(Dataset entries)
--
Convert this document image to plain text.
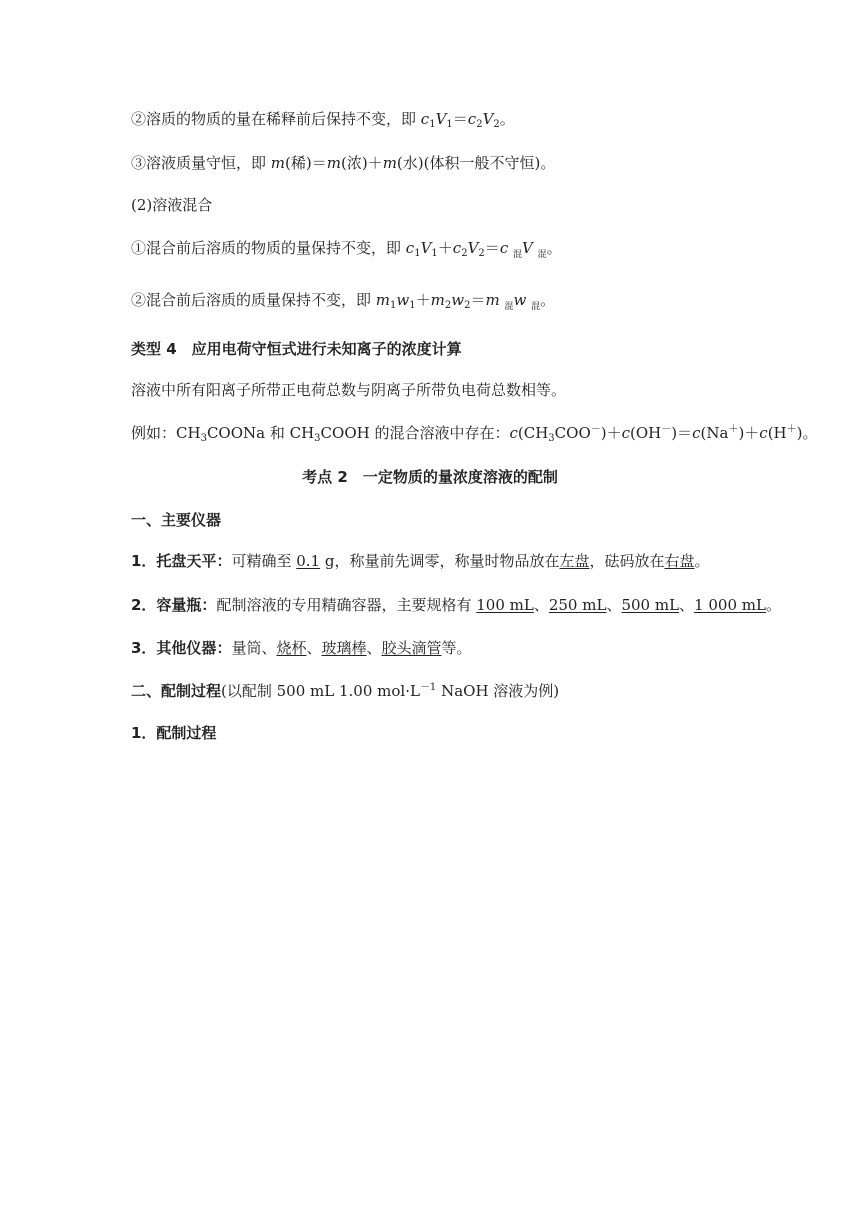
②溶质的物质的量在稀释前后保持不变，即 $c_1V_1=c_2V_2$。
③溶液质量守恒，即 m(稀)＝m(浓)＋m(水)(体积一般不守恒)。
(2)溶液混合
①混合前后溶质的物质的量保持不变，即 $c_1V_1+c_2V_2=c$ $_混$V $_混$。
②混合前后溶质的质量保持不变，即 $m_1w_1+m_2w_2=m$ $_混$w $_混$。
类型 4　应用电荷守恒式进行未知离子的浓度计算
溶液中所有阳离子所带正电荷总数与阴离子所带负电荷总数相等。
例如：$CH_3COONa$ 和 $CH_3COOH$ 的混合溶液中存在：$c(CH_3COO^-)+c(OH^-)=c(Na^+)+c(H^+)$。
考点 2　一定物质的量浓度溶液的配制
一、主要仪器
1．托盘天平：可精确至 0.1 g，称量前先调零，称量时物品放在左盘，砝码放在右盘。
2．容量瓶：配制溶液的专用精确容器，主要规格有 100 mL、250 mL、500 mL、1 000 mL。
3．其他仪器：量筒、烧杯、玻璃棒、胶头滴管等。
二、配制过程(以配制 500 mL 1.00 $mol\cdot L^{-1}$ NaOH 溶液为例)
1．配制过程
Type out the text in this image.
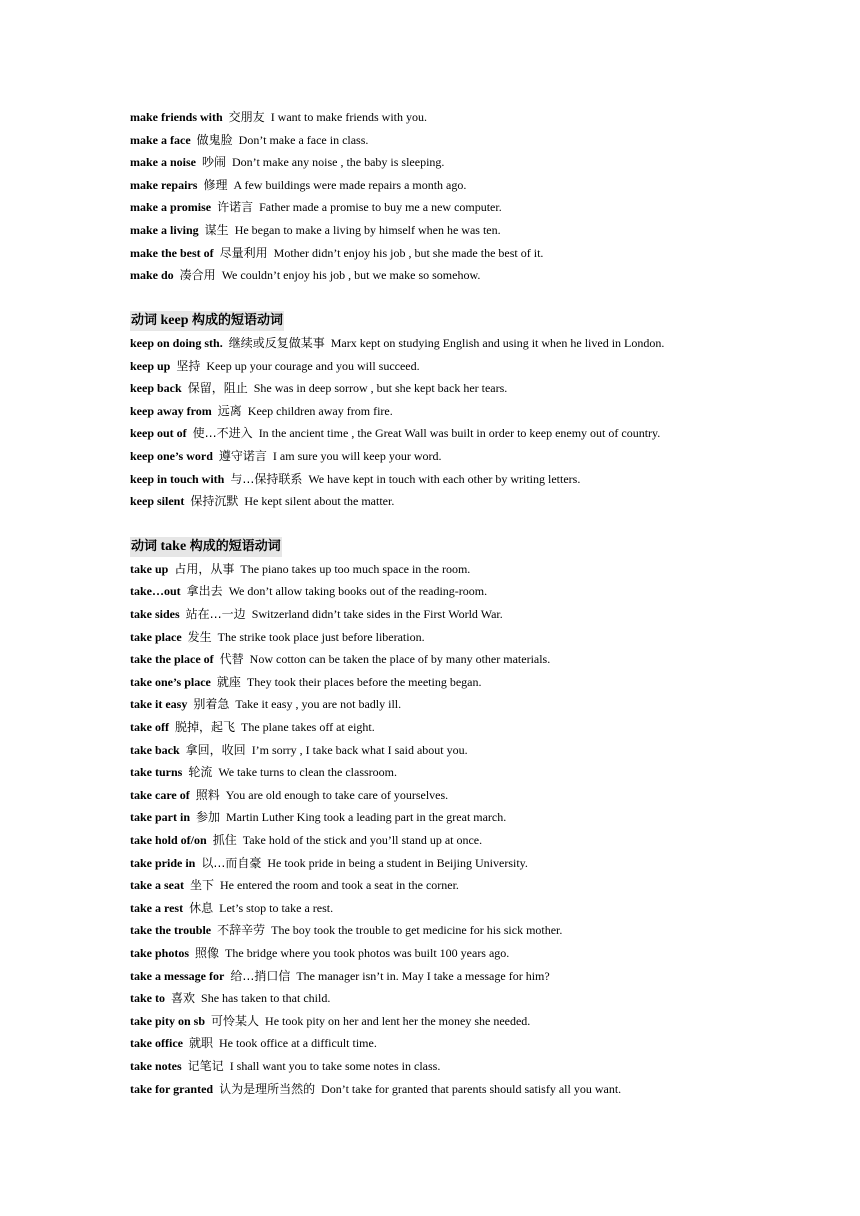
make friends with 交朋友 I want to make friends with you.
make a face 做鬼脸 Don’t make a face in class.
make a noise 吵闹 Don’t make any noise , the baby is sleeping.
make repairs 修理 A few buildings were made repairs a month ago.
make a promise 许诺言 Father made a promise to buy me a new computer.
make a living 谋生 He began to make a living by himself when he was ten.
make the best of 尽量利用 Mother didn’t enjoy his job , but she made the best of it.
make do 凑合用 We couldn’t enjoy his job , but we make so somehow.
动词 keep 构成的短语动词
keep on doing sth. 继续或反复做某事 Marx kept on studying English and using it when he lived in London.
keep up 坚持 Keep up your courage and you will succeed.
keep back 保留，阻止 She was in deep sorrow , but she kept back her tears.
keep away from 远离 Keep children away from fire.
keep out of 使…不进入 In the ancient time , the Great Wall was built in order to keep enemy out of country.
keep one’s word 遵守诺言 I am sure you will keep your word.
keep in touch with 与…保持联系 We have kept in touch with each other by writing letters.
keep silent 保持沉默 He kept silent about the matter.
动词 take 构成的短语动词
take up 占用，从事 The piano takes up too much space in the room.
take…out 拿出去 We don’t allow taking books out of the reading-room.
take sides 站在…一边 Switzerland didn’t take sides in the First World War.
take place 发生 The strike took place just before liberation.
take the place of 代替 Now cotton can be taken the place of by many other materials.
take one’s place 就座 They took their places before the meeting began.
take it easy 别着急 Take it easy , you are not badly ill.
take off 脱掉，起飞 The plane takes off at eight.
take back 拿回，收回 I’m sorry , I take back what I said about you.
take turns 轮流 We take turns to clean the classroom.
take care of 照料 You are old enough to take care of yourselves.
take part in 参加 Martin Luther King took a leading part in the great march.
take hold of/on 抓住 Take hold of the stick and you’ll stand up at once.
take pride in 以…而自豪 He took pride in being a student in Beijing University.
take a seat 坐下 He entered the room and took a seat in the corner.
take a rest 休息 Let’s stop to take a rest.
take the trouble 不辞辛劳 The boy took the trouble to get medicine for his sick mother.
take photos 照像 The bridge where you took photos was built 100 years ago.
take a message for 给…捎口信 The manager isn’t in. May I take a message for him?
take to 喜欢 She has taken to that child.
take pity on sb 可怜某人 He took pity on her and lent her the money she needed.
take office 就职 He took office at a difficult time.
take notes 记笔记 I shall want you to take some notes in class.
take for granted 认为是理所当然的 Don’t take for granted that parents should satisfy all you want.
--
> What to work on
Give only the number of lines in the material above that hold the word "made".

> Final result
3